- Written task -
Write down each entry again, exactly as it reads.

- Material supplied -
....

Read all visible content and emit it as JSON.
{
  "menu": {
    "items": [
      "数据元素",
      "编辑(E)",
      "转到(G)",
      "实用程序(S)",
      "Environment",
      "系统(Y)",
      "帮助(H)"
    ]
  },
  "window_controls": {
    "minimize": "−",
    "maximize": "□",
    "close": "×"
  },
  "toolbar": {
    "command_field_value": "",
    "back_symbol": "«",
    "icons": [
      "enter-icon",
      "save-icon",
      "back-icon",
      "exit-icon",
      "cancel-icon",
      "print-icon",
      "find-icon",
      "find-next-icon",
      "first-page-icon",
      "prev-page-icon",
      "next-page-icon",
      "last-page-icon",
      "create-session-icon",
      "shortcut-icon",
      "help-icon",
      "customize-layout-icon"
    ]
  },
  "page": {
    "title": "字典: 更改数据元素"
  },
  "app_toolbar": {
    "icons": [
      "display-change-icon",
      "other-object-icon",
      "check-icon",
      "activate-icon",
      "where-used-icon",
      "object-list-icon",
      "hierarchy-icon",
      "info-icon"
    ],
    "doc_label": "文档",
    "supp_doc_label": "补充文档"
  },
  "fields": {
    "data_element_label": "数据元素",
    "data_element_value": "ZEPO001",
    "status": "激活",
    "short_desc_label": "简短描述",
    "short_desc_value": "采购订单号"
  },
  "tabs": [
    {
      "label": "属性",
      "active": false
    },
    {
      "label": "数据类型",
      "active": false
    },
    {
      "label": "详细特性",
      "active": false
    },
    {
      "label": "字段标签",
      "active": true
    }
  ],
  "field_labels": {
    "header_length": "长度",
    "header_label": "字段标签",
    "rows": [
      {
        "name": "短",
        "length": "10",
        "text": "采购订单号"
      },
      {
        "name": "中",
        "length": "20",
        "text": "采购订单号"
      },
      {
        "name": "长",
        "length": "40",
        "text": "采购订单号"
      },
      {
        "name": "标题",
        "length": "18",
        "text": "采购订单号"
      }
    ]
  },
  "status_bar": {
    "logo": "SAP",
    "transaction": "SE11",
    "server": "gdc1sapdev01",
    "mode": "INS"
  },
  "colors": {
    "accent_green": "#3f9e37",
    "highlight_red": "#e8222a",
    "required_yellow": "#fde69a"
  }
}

....

- Expected output -
Read all visible content and emit it as JSON.
{
  "menu": {
    "items": [
      "数据元素",
      "编辑(E)",
      "转到(G)",
      "实用程序(S)",
      "Environment",
      "系统(Y)",
      "帮助(H)"
    ]
  },
  "window_controls": {
    "minimize": "−",
    "maximize": "□",
    "close": "×"
  },
  "toolbar": {
    "command_field_value": "",
    "back_symbol": "«",
    "icons": [
      "enter-icon",
      "save-icon",
      "back-icon",
      "exit-icon",
      "cancel-icon",
      "print-icon",
      "find-icon",
      "find-next-icon",
      "first-page-icon",
      "prev-page-icon",
      "next-page-icon",
      "last-page-icon",
      "create-session-icon",
      "shortcut-icon",
      "help-icon",
      "customize-layout-icon"
    ]
  },
  "page": {
    "title": "字典: 更改数据元素"
  },
  "app_toolbar": {
    "icons": [
      "display-change-icon",
      "other-object-icon",
      "check-icon",
      "activate-icon",
      "where-used-icon",
      "object-list-icon",
      "hierarchy-icon",
      "info-icon"
    ],
    "doc_label": "文档",
    "supp_doc_label": "补充文档"
  },
  "fields": {
    "data_element_label": "数据元素",
    "data_element_value": "ZEPO001",
    "status": "激活",
    "short_desc_label": "简短描述",
    "short_desc_value": "采购订单号"
  },
  "tabs": [
    {
      "label": "属性",
      "active": false
    },
    {
      "label": "数据类型",
      "active": false
    },
    {
      "label": "详细特性",
      "active": false
    },
    {
      "label": "字段标签",
      "active": true
    }
  ],
  "field_labels": {
    "header_length": "长度",
    "header_label": "字段标签",
    "rows": [
      {
        "name": "短",
        "length": "10",
        "text": "采购订单号"
      },
      {
        "name": "中",
        "length": "20",
        "text": "采购订单号"
      },
      {
        "name": "长",
        "length": "40",
        "text": "采购订单号"
      },
      {
        "name": "标题",
        "length": "18",
        "text": "采购订单号"
      }
    ]
  },
  "status_bar": {
    "logo": "SAP",
    "transaction": "SE11",
    "server": "gdc1sapdev01",
    "mode": "INS"
  },
  "colors": {
    "accent_green": "#3f9e37",
    "highlight_red": "#e8222a",
    "required_yellow": "#fde69a"
  }
}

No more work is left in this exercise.